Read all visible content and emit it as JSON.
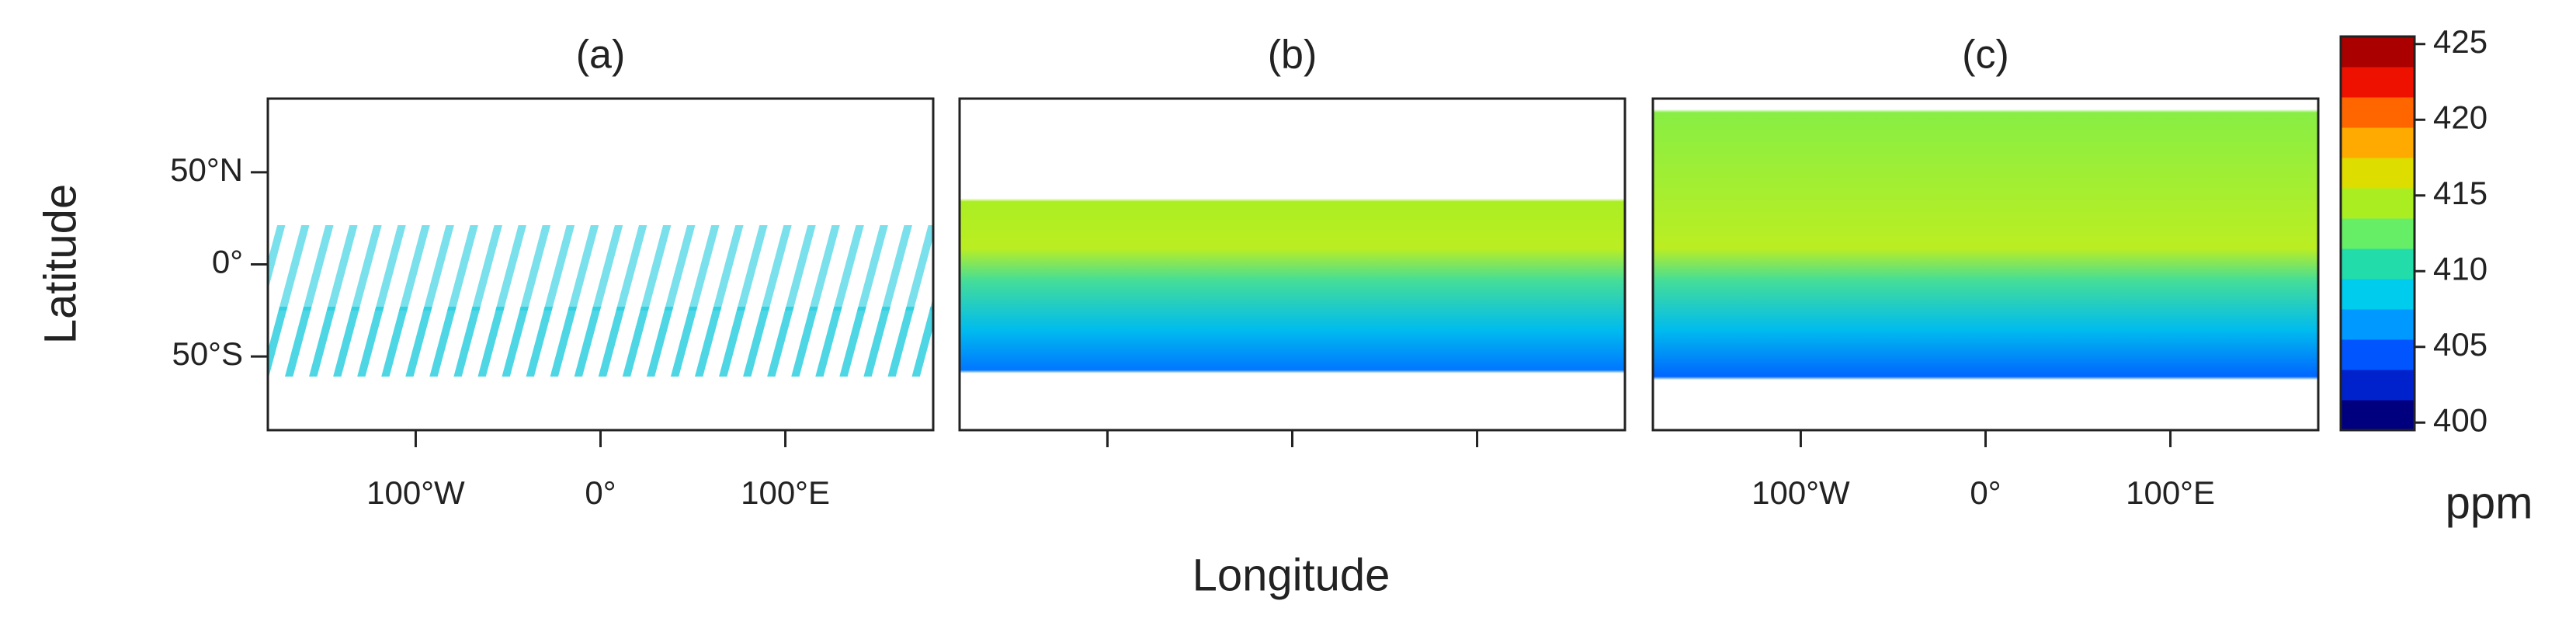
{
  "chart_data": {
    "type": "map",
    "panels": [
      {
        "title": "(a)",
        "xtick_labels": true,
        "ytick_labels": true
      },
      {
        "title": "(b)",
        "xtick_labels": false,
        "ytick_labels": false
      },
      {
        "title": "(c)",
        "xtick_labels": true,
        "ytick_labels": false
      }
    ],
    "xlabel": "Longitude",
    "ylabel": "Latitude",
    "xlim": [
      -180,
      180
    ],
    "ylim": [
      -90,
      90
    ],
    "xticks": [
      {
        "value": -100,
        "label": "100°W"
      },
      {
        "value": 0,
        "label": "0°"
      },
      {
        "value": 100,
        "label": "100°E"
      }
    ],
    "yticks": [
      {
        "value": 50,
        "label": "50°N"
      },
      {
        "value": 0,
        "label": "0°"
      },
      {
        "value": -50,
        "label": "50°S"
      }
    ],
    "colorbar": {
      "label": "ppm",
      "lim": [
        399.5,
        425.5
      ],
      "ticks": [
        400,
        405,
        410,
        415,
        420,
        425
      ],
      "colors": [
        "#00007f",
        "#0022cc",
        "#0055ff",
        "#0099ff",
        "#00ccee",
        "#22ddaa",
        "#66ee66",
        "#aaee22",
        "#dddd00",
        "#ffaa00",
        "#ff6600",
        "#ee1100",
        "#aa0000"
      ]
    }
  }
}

__Task to carry out__: Scan the material above. Return every line containing the string "value".

__Final result__:
        "value": -100,
        "value": 0,
        "value": 100,
        "value": 50,
        "value": 0,
        "value": -50,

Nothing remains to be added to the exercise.